Task objective: Please find each line in the material below that contains the word "False", matching case exactly, and copy those lines out.

** START Listing **

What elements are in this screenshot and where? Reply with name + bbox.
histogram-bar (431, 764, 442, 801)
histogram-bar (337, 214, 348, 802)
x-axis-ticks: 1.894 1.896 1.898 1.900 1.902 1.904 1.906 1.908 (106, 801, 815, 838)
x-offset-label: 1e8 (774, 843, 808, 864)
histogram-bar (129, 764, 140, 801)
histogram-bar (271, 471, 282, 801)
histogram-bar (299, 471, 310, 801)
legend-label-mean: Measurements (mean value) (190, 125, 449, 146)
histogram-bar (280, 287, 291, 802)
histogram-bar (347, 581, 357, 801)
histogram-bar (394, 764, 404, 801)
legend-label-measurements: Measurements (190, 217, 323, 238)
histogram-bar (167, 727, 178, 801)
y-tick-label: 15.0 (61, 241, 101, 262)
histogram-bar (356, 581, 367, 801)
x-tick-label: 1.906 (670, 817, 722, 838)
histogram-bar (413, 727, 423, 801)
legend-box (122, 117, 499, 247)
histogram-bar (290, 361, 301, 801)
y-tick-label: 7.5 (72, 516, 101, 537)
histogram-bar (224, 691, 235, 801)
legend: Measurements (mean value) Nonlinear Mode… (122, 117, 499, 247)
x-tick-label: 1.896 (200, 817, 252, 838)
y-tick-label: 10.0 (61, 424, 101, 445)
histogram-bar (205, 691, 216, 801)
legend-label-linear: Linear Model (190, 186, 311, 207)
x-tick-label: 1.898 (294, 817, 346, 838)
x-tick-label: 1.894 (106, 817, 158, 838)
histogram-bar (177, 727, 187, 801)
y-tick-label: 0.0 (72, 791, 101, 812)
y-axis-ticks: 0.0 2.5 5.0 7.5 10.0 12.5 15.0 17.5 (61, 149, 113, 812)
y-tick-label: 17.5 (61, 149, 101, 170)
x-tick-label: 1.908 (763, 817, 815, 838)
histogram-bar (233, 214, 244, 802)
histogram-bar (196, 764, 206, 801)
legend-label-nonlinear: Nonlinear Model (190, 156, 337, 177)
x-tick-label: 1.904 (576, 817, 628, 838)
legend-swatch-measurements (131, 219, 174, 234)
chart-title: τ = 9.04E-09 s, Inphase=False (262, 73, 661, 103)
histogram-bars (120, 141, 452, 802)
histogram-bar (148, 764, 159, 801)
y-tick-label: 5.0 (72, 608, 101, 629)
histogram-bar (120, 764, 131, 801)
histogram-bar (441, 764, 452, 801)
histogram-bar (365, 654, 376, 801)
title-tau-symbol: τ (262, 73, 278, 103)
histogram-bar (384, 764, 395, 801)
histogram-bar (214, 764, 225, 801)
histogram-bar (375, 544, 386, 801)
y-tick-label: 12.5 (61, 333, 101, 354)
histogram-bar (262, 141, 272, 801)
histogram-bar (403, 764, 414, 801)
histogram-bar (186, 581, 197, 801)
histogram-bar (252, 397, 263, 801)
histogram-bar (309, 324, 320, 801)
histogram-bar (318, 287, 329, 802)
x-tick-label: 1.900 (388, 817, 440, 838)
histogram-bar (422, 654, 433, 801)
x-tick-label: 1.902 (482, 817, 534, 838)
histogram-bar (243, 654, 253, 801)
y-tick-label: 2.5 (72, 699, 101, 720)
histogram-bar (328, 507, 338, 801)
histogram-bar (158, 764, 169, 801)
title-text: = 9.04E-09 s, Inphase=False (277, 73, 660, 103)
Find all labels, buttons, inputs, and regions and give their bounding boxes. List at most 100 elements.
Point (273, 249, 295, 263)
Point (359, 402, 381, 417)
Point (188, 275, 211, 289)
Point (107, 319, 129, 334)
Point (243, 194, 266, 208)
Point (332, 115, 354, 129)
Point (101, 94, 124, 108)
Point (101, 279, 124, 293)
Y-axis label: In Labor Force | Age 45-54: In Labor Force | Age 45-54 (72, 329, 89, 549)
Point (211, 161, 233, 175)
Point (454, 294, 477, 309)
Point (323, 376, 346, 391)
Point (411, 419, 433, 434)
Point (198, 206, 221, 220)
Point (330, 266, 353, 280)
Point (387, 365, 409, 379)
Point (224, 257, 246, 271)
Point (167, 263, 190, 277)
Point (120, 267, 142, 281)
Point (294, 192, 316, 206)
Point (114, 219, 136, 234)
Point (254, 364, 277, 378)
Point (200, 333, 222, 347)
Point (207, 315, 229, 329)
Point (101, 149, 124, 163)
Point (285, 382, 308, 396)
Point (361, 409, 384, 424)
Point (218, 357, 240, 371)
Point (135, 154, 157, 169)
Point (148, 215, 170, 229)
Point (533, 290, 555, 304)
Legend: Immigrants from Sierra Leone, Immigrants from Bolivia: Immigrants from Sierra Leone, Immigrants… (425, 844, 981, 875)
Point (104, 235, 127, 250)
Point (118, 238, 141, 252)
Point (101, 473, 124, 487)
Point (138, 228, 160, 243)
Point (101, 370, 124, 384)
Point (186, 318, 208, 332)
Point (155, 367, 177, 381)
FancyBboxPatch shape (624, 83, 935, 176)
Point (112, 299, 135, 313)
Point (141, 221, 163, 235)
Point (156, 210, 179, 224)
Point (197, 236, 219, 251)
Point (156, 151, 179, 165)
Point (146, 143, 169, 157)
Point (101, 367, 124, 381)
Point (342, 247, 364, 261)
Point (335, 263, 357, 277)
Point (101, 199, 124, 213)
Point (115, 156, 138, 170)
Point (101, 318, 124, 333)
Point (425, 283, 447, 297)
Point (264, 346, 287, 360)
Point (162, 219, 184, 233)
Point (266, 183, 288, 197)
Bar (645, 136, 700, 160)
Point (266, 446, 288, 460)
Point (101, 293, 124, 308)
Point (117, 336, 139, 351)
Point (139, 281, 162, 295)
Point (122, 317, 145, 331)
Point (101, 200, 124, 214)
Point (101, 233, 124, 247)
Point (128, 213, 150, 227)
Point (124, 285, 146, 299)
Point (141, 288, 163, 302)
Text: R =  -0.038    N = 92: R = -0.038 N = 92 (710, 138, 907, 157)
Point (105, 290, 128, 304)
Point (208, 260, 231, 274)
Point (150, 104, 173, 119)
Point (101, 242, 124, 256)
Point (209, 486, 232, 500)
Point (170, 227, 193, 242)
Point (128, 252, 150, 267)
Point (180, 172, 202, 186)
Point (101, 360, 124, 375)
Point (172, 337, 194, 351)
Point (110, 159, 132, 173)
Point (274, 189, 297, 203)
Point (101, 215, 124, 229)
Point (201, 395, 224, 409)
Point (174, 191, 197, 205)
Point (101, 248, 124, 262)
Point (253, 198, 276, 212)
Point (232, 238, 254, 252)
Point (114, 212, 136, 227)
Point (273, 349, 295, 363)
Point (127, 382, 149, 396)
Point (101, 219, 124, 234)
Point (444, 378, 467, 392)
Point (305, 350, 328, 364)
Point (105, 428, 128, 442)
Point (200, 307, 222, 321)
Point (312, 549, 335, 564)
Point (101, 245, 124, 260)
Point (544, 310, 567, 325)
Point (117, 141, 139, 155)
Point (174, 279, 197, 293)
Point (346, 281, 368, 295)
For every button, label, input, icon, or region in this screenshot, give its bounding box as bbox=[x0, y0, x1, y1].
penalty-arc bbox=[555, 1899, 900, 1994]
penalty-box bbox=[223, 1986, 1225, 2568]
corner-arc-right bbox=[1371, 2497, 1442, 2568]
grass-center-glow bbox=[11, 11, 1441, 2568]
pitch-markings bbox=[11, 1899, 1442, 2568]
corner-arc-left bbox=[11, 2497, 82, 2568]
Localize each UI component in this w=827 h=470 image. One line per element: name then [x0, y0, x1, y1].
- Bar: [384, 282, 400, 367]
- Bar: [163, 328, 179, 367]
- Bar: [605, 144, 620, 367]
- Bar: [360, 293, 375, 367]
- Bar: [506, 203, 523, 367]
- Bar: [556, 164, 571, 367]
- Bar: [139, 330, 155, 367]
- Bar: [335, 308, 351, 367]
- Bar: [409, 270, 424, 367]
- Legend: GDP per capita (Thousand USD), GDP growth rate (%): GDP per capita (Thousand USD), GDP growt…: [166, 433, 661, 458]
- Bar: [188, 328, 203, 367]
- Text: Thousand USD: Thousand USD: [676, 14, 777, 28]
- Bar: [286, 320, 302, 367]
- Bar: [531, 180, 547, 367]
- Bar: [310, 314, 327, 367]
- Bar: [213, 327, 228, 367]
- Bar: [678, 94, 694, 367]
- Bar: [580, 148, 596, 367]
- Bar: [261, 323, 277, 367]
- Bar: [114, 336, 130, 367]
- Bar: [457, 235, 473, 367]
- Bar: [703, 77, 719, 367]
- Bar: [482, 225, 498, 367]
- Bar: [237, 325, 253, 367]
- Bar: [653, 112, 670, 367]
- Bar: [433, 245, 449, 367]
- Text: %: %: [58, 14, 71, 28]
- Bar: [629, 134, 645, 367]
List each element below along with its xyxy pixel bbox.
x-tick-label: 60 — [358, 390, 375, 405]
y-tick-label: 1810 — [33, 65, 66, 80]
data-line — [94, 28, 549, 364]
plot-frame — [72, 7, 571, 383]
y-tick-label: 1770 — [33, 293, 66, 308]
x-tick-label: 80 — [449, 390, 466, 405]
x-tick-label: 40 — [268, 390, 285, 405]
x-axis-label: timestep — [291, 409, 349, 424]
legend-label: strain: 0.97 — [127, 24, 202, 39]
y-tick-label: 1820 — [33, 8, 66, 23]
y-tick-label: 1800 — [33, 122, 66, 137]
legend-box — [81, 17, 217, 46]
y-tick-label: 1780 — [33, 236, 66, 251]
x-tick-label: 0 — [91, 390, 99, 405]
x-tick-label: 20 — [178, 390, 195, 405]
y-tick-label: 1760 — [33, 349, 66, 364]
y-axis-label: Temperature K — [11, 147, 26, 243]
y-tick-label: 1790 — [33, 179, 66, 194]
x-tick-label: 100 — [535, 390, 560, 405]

** END Listing **

Written response:
chart-title: τ = 9.04E-09 s, Inphase=False (262, 73, 661, 103)
title-text: = 9.04E-09 s, Inphase=False (277, 73, 660, 103)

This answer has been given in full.